» **Work instructions**: Find all the lines with "structured" and gather them.

» **Data**:
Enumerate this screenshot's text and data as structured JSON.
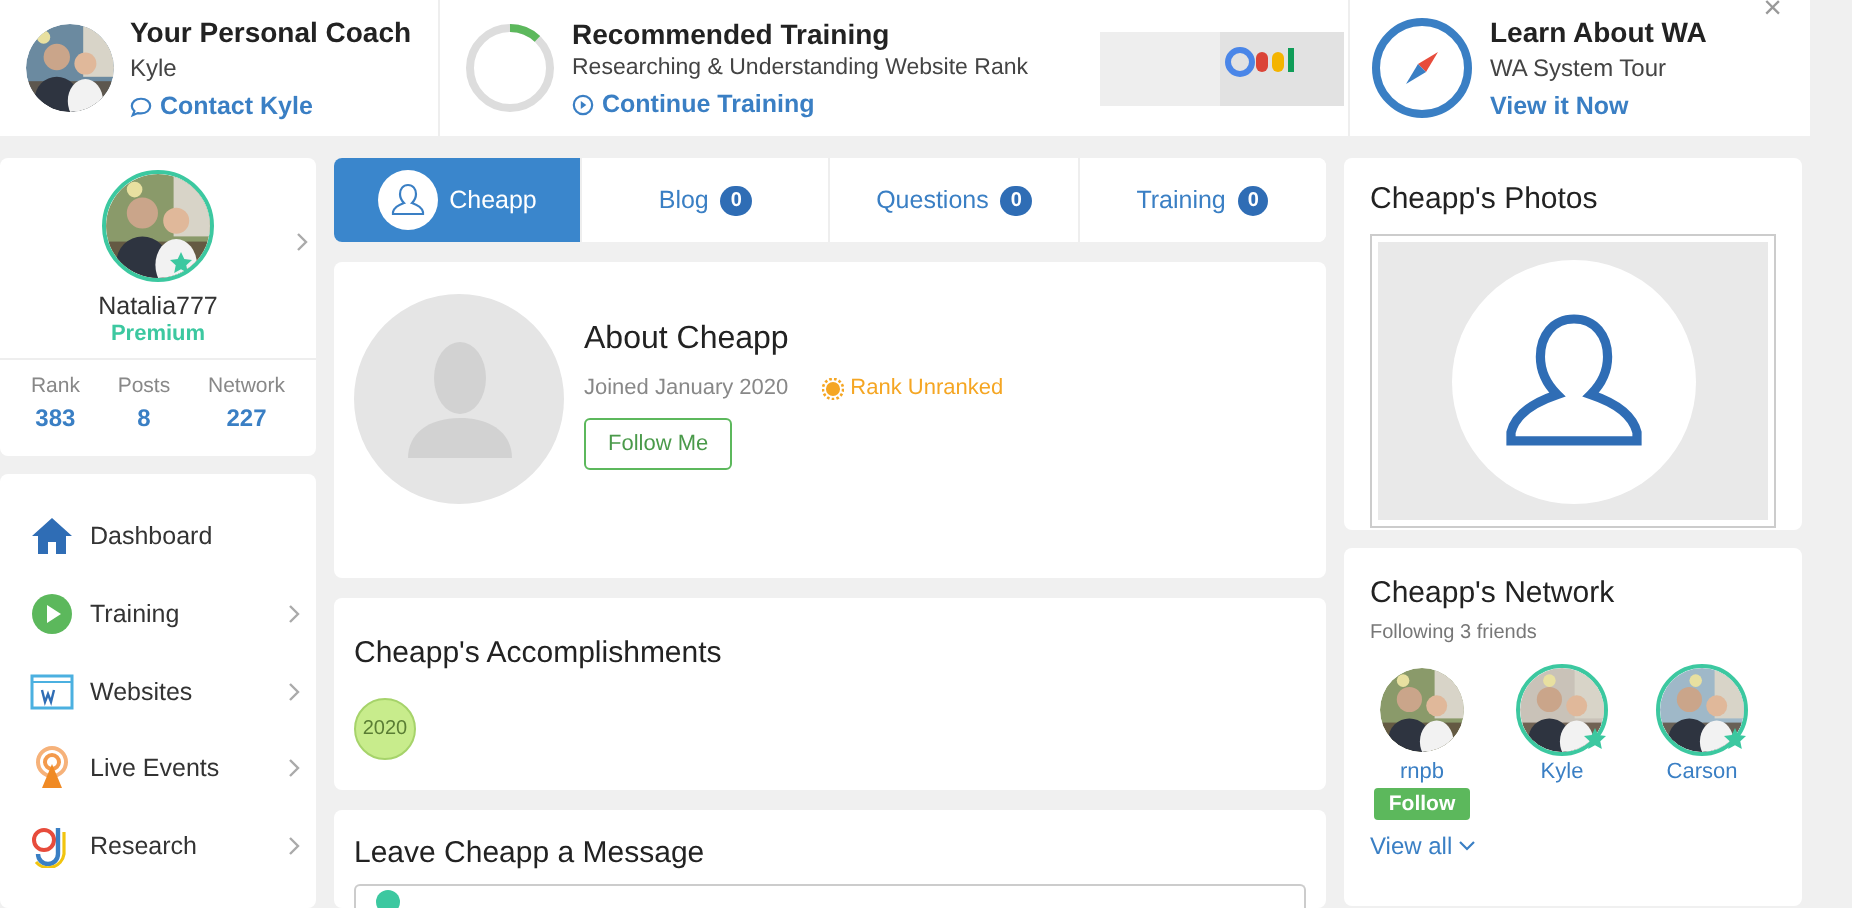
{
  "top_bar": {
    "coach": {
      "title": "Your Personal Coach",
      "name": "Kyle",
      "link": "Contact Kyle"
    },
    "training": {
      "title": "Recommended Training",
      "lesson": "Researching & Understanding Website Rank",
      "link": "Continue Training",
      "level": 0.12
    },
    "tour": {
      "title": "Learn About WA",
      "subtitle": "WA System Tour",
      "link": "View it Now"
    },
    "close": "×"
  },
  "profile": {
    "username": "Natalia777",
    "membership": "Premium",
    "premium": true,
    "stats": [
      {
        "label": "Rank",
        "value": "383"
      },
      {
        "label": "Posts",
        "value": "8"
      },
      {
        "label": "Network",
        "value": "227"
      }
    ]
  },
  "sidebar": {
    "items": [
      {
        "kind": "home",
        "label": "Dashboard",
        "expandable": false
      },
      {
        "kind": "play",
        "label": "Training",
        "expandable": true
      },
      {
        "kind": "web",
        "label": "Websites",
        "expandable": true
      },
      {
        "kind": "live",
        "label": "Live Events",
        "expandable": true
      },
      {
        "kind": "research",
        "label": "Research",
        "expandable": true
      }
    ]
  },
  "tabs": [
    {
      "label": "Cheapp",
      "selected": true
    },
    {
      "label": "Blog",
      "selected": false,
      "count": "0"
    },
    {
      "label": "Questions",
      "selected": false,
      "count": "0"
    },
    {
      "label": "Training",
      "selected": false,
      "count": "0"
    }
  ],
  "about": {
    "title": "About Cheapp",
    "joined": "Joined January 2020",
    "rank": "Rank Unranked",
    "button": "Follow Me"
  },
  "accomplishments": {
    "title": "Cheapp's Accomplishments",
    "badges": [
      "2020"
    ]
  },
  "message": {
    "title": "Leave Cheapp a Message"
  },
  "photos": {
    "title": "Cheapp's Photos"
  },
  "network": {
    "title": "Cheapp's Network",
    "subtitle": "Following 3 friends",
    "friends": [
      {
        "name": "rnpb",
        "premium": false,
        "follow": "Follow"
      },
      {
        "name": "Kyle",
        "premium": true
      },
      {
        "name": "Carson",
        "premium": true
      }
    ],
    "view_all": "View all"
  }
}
==
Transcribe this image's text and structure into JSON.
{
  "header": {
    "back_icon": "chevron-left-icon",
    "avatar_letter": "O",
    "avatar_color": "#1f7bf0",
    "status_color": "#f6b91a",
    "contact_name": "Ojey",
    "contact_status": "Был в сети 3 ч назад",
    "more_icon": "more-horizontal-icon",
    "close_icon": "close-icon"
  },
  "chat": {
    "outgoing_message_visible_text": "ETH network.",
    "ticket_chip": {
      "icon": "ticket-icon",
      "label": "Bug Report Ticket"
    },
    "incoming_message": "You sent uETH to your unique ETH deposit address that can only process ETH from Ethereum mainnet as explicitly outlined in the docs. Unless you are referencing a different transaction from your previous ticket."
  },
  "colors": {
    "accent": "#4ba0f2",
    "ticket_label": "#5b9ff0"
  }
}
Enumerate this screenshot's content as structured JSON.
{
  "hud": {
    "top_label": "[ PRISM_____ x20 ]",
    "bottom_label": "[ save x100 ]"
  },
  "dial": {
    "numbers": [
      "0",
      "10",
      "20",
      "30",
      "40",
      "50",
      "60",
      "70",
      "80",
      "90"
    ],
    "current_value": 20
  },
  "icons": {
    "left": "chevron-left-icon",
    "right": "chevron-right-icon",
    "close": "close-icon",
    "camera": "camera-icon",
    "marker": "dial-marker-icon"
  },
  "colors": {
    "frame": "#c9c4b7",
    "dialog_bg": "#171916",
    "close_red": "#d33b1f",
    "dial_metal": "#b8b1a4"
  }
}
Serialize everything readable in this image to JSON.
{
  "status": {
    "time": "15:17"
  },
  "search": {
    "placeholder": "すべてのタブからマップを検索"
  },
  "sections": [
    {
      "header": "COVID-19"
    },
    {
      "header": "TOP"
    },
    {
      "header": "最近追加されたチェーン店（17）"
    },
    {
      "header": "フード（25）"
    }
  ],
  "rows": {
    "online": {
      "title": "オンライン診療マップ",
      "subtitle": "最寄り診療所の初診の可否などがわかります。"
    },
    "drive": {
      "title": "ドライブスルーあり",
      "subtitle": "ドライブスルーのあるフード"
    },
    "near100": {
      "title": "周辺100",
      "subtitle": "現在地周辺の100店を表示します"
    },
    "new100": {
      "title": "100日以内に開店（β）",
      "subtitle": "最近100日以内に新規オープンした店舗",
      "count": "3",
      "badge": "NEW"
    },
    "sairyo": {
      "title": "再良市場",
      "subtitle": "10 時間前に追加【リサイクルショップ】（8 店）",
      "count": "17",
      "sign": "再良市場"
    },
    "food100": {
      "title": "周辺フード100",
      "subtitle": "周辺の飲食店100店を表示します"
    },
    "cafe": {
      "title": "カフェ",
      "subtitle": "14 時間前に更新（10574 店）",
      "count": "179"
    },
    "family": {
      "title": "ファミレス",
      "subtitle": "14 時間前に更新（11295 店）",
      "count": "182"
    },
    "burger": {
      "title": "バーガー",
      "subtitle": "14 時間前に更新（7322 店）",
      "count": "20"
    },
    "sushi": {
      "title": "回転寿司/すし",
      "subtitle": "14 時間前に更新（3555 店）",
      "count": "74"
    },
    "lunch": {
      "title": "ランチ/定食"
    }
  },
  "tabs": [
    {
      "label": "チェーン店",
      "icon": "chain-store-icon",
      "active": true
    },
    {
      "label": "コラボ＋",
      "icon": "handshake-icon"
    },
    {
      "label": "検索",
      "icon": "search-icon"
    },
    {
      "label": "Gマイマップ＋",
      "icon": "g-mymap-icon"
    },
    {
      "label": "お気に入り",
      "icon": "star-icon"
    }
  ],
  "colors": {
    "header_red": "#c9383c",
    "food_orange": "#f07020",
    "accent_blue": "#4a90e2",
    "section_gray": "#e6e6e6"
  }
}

» **Answer to this exercise**:
Enumerate this screenshot's text and data as structured JSON.
Enumerate this screenshot's content as structured JSON.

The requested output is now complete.